*JOB*. Report each line of the data that includes the word "label".

-- begin RECORD EXCERPTS --

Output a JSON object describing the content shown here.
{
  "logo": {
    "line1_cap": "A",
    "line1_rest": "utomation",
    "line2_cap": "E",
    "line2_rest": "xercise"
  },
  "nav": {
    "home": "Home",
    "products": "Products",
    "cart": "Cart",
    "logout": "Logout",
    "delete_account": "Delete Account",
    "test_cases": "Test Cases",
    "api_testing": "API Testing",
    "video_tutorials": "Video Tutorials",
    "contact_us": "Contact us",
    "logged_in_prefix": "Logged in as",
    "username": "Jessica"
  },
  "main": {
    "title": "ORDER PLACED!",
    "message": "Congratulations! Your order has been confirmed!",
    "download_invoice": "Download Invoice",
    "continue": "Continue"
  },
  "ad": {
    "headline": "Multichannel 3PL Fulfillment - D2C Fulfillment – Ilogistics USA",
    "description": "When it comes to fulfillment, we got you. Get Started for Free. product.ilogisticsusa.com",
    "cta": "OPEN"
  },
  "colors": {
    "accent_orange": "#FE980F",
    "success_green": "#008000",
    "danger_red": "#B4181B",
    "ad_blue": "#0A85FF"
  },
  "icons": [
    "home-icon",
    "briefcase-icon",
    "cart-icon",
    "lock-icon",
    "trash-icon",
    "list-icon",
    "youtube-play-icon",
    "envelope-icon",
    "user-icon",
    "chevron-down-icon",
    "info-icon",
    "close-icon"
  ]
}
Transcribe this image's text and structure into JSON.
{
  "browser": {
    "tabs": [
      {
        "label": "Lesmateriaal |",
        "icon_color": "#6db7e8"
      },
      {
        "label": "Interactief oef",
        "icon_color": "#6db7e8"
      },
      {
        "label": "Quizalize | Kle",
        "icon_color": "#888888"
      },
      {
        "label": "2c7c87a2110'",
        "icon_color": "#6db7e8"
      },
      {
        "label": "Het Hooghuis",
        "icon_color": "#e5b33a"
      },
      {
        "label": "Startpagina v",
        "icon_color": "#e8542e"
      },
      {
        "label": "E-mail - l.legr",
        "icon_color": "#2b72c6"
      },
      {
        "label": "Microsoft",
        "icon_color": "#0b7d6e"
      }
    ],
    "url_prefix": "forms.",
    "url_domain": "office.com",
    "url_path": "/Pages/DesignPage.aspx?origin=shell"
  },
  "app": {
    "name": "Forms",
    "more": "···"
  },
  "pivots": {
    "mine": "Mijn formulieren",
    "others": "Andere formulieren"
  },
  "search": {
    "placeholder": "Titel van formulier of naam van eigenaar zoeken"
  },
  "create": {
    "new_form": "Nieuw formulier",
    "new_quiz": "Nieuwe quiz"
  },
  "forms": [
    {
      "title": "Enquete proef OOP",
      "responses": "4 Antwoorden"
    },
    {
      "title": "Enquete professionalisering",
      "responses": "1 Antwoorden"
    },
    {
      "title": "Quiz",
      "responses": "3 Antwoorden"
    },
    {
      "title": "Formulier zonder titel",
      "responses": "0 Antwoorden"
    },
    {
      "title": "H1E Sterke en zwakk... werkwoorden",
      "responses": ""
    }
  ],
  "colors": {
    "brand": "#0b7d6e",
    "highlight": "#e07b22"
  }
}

-- end RECORD EXCERPTS --

*SOLUTION*.
        "label": "Lesmateriaal |",
        "label": "Interactief oef",
        "label": "Quizalize | Kle",
        "label": "2c7c87a2110'",
        "label": "Het Hooghuis",
        "label": "Startpagina v",
        "label": "E-mail - l.legr",
        "label": "Microsoft",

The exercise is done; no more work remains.